**WORK TO DO**
Reproduce each record exactly.

── RECORDS FOR THIS TASK

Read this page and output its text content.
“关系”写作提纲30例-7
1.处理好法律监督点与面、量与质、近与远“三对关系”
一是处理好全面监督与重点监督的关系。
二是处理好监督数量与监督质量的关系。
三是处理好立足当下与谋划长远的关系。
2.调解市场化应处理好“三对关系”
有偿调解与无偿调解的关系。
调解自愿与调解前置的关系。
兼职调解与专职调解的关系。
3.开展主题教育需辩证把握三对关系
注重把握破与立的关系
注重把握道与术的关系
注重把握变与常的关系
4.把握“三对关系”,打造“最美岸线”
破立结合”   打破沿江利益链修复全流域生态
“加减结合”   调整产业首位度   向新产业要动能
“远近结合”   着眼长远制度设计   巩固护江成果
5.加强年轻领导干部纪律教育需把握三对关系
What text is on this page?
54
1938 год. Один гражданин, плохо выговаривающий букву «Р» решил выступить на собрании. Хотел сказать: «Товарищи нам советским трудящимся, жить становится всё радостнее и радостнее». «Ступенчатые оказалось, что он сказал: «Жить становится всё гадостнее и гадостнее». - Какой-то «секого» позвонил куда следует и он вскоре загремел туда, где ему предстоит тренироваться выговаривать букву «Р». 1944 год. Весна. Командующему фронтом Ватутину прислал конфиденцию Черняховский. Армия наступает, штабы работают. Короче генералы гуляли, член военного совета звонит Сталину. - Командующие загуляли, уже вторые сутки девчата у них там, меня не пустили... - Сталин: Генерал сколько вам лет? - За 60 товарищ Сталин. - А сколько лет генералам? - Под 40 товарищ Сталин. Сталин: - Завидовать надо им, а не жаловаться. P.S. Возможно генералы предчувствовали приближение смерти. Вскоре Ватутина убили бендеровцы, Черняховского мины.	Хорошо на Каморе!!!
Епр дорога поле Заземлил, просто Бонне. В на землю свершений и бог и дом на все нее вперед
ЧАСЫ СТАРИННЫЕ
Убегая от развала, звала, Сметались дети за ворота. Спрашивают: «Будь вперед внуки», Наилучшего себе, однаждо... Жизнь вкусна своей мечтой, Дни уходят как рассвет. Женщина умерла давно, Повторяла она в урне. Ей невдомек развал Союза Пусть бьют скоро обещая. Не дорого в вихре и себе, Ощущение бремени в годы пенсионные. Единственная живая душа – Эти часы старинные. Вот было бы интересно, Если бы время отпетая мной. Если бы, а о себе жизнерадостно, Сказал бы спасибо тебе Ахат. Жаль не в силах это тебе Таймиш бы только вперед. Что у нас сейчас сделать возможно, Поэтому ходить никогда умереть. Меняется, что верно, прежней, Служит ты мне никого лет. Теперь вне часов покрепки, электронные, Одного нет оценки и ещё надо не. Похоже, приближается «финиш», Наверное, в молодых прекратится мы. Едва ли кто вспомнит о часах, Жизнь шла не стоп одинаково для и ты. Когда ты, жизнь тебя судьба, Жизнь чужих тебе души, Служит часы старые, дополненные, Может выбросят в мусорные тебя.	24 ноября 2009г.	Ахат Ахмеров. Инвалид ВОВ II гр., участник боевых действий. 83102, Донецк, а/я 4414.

────

**ANSWER**
Read this page and output its text content.
“关系”写作提纲30例-7
1.处理好法律监督点与面、量与质、近与远“三对关系”
一是处理好全面监督与重点监督的关系。
二是处理好监督数量与监督质量的关系。
三是处理好立足当下与谋划长远的关系。
2.调解市场化应处理好“三对关系”
有偿调解与无偿调解的关系。
调解自愿与调解前置的关系。
兼职调解与专职调解的关系。
3.开展主题教育需辩证把握三对关系
注重把握破与立的关系
注重把握道与术的关系
注重把握变与常的关系
4.把握“三对关系”,打造“最美岸线”
破立结合”   打破沿江利益链修复全流域生态
“加减结合”   调整产业首位度   向新产业要动能
“远近结合”   着眼长远制度设计   巩固护江成果
5.加强年轻领导干部纪律教育需把握三对关系
What text is on this page?
54
1938 год. Один гражданин, плохо выговаривающий букву «Р» решил выступить на собрании. Хотел сказать: «Товарищи нам советским трудящимся, жить становится всё радостнее и радостнее». «Ступенчатые оказалось, что он сказал: «Жить становится всё гадостнее и гадостнее». - Какой-то «секого» позвонил куда следует и он вскоре загремел туда, где ему предстоит тренироваться выговаривать букву «Р». 1944 год. Весна. Командующему фронтом Ватутину прислал конфиденцию Черняховский. Армия наступает, штабы работают. Короче генералы гуляли, член военного совета звонит Сталину. - Командующие загуляли, уже вторые сутки девчата у них там, меня не пустили... - Сталин: Генерал сколько вам лет? - За 60 товарищ Сталин. - А сколько лет генералам? - Под 40 товарищ Сталин. Сталин: - Завидовать надо им, а не жаловаться. P.S. Возможно генералы предчувствовали приближение смерти. Вскоре Ватутина убили бендеровцы, Черняховского мины.	Хорошо на Каморе!!!
Епр дорога поле Заземлил, просто Бонне. В на землю свершений и бог и дом на все нее вперед
ЧАСЫ СТАРИННЫЕ
Убегая от развала, звала, Сметались дети за ворота. Спрашивают: «Будь вперед внуки», Наилучшего себе, однаждо... Жизнь вкусна своей мечтой, Дни уходят как рассвет. Женщина умерла давно, Повторяла она в урне. Ей невдомек развал Союза Пусть бьют скоро обещая. Не дорого в вихре и себе, Ощущение бремени в годы пенсионные. Единственная живая душа – Эти часы старинные. Вот было бы интересно, Если бы время отпетая мной. Если бы, а о себе жизнерадостно, Сказал бы спасибо тебе Ахат. Жаль не в силах это тебе Таймиш бы только вперед. Что у нас сейчас сделать возможно, Поэтому ходить никогда умереть. Меняется, что верно, прежней, Служит ты мне никого лет. Теперь вне часов покрепки, электронные, Одного нет оценки и ещё надо не. Похоже, приближается «финиш», Наверное, в молодых прекратится мы. Едва ли кто вспомнит о часах, Жизнь шла не стоп одинаково для и ты. Когда ты, жизнь тебя судьба, Жизнь чужих тебе души, Служит часы старые, дополненные, Может выбросят в мусорные тебя.	24 ноября 2009г.	Ахат Ахмеров. Инвалид ВОВ II гр., участник боевых действий. 83102, Донецк, а/я 4414.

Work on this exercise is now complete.